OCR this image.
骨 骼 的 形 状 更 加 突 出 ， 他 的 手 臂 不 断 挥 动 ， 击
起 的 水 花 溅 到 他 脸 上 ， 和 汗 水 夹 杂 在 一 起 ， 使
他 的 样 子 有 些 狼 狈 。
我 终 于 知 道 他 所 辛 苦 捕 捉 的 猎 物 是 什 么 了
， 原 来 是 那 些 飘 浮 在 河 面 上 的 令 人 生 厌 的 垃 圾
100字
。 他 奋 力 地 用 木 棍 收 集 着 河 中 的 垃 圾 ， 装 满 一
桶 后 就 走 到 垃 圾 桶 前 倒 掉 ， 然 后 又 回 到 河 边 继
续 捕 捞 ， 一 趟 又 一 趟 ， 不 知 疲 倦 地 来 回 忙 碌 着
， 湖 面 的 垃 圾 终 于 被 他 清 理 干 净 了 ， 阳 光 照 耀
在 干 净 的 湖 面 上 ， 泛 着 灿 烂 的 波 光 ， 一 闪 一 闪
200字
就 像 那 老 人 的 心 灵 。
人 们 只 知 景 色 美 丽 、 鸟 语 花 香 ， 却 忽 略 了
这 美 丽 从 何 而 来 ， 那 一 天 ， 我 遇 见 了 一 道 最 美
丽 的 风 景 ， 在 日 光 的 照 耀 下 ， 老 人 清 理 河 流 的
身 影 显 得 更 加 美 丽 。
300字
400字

****************

**What to produce:**
Transcribe the records above exactly as they appear.

**Solved exercise:**
OCR this image.
骨 骼 的 形 状 更 加 突 出 ， 他 的 手 臂 不 断 挥 动 ， 击
起 的 水 花 溅 到 他 脸 上 ， 和 汗 水 夹 杂 在 一 起 ， 使
他 的 样 子 有 些 狼 狈 。
我 终 于 知 道 他 所 辛 苦 捕 捉 的 猎 物 是 什 么 了
， 原 来 是 那 些 飘 浮 在 河 面 上 的 令 人 生 厌 的 垃 圾
100字
。 他 奋 力 地 用 木 棍 收 集 着 河 中 的 垃 圾 ， 装 满 一
桶 后 就 走 到 垃 圾 桶 前 倒 掉 ， 然 后 又 回 到 河 边 继
续 捕 捞 ， 一 趟 又 一 趟 ， 不 知 疲 倦 地 来 回 忙 碌 着
， 湖 面 的 垃 圾 终 于 被 他 清 理 干 净 了 ， 阳 光 照 耀
在 干 净 的 湖 面 上 ， 泛 着 灿 烂 的 波 光 ， 一 闪 一 闪
200字
就 像 那 老 人 的 心 灵 。
人 们 只 知 景 色 美 丽 、 鸟 语 花 香 ， 却 忽 略 了
这 美 丽 从 何 而 来 ， 那 一 天 ， 我 遇 见 了 一 道 最 美
丽 的 风 景 ， 在 日 光 的 照 耀 下 ， 老 人 清 理 河 流 的
身 影 显 得 更 加 美 丽 。
300字
400字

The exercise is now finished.